* _GOAL_
Extract every line below that contains the word "Todos".

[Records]
-=-=-
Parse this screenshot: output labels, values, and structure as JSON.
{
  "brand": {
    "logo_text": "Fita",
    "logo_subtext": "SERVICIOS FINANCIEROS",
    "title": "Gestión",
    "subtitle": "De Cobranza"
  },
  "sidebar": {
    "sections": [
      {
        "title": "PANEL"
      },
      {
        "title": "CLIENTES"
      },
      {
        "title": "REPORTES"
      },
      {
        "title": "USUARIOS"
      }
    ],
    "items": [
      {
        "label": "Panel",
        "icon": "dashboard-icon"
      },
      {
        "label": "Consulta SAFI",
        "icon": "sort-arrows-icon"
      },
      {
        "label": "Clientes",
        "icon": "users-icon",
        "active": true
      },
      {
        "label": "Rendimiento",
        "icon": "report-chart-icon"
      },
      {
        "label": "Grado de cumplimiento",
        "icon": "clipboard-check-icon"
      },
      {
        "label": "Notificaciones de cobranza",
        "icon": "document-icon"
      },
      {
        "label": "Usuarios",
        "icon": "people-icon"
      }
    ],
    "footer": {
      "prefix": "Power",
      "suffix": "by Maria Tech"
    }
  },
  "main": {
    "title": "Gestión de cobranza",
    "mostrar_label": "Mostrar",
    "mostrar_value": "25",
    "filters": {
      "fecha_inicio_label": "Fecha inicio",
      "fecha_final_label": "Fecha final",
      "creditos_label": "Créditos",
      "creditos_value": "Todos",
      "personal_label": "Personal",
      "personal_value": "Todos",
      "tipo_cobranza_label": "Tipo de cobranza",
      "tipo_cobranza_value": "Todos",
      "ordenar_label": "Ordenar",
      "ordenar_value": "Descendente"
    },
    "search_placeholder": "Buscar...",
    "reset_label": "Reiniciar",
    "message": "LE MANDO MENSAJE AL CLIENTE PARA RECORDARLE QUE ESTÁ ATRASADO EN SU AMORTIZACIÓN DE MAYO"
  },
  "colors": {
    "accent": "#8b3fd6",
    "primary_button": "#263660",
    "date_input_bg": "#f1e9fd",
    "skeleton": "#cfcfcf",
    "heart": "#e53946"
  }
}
-=-=-
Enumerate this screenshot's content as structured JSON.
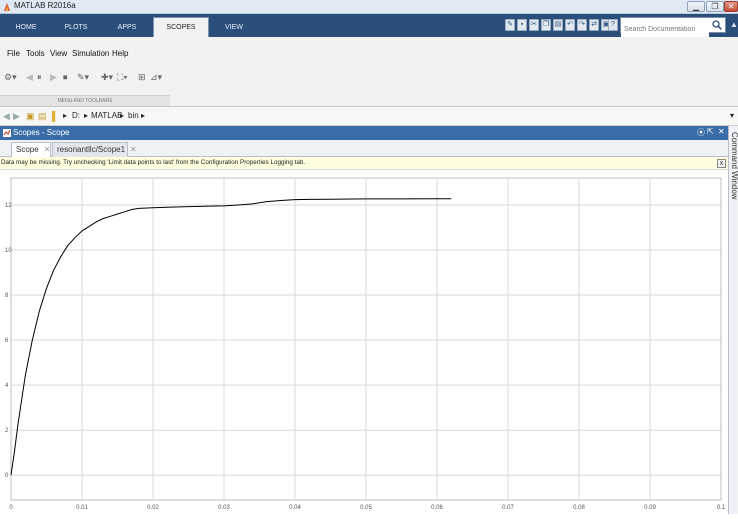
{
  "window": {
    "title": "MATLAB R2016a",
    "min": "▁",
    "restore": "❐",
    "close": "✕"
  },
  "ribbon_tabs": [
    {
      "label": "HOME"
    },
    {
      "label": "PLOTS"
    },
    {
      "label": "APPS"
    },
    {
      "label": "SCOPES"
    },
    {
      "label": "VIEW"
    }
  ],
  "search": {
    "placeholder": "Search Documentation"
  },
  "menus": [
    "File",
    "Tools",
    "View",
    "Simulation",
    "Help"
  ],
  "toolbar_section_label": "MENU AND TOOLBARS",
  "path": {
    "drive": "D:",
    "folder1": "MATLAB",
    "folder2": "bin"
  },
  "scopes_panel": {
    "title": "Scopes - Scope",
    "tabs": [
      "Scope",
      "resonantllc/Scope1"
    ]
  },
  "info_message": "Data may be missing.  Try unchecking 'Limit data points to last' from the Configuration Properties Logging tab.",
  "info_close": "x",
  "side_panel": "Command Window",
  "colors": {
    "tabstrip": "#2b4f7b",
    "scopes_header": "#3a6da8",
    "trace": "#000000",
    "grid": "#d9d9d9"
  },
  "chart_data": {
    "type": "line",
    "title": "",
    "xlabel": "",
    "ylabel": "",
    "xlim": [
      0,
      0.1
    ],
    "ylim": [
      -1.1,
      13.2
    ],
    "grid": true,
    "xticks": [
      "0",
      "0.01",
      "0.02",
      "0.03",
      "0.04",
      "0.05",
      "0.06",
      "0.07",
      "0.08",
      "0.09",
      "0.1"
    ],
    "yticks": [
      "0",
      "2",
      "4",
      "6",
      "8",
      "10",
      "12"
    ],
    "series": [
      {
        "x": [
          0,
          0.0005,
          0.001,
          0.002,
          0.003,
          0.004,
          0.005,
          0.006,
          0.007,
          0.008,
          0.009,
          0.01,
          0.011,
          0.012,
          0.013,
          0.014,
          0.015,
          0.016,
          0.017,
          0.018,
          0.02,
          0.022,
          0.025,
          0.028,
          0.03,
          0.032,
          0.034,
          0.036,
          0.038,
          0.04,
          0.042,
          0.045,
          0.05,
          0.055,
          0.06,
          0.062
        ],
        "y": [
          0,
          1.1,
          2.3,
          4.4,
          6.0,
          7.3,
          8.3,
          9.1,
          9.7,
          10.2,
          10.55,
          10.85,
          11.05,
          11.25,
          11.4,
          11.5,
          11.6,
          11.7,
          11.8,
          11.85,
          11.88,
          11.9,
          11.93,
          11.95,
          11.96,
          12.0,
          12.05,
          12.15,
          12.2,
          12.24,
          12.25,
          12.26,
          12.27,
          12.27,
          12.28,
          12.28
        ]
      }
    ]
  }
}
-=-=-
* _CORRECT RESPONSE_
      "creditos_value": "Todos",
      "personal_value": "Todos",
      "tipo_cobranza_value": "Todos",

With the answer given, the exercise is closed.